### Excerpted records
* begin *

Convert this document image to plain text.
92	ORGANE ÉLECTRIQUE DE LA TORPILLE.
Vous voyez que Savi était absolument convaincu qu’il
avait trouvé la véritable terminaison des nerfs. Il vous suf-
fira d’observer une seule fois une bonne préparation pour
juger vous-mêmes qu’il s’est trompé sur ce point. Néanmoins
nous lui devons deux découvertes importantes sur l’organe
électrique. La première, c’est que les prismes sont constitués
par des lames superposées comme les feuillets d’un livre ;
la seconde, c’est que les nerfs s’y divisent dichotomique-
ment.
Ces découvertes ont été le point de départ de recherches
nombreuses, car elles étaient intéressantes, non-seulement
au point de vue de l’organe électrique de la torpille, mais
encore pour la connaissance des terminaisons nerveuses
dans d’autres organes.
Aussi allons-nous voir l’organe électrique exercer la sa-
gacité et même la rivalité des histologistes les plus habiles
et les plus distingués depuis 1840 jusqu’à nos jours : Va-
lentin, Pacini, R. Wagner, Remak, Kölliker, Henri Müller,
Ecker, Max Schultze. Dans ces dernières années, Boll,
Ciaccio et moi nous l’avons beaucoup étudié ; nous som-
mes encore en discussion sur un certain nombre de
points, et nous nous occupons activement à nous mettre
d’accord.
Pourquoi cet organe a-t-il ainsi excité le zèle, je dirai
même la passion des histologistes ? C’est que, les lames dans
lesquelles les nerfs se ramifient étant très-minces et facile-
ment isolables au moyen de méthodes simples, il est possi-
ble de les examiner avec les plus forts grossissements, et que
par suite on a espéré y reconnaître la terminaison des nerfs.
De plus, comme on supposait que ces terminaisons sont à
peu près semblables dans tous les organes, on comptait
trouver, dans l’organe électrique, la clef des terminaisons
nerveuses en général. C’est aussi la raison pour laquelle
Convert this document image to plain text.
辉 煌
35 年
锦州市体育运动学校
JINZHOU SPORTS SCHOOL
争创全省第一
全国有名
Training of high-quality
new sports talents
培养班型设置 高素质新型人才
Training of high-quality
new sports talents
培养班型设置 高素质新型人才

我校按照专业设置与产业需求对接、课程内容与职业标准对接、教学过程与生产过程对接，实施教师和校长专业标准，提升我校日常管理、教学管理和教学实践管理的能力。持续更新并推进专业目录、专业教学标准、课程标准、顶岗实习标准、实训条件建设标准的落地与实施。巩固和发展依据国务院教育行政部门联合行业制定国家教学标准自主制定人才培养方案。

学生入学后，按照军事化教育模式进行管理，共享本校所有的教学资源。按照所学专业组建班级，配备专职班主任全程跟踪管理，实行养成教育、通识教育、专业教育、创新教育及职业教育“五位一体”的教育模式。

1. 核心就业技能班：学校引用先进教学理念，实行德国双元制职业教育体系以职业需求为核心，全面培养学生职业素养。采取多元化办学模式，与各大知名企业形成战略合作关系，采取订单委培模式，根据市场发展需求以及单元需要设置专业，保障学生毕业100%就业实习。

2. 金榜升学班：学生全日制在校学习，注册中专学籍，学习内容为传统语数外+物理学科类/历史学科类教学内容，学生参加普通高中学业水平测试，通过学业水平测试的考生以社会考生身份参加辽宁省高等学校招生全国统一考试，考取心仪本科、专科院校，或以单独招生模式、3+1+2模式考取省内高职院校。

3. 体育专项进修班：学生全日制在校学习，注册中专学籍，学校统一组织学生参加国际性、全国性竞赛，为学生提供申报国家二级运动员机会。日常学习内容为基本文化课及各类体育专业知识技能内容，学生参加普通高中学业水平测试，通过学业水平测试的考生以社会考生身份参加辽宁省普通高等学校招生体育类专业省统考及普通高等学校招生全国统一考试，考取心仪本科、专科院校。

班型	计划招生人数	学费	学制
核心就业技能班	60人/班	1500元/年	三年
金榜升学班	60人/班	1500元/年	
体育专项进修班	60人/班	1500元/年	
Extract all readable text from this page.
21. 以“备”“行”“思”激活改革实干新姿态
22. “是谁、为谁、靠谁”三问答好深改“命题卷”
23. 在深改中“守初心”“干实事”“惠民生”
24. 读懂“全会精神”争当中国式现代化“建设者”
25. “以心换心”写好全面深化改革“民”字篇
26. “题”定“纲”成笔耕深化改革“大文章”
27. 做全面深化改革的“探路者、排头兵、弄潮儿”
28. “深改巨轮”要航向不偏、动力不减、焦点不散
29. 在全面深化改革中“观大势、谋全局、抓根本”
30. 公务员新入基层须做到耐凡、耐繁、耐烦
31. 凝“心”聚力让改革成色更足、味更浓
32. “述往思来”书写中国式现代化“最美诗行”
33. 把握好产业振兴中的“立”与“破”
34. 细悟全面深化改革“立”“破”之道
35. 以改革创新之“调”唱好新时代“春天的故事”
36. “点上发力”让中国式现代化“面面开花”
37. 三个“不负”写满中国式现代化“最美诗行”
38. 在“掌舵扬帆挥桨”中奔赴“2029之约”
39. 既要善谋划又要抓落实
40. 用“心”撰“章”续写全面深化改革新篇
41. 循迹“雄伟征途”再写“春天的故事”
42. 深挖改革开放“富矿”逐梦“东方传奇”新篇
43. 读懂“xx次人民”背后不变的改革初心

* end *

### Set problem
In the records above, find the lines containing "考取心仪本科" and copy them.

### Full solution
2. 金榜升学班：学生全日制在校学习，注册中专学籍，学习内容为传统语数外+物理学科类/历史学科类教学内容，学生参加普通高中学业水平测试，通过学业水平测试的考生以社会考生身份参加辽宁省高等学校招生全国统一考试，考取心仪本科、专科院校，或以单独招生模式、3+1+2模式考取省内高职院校。
3. 体育专项进修班：学生全日制在校学习，注册中专学籍，学校统一组织学生参加国际性、全国性竞赛，为学生提供申报国家二级运动员机会。日常学习内容为基本文化课及各类体育专业知识技能内容，学生参加普通高中学业水平测试，通过学业水平测试的考生以社会考生身份参加辽宁省普通高等学校招生体育类专业省统考及普通高等学校招生全国统一考试，考取心仪本科、专科院校。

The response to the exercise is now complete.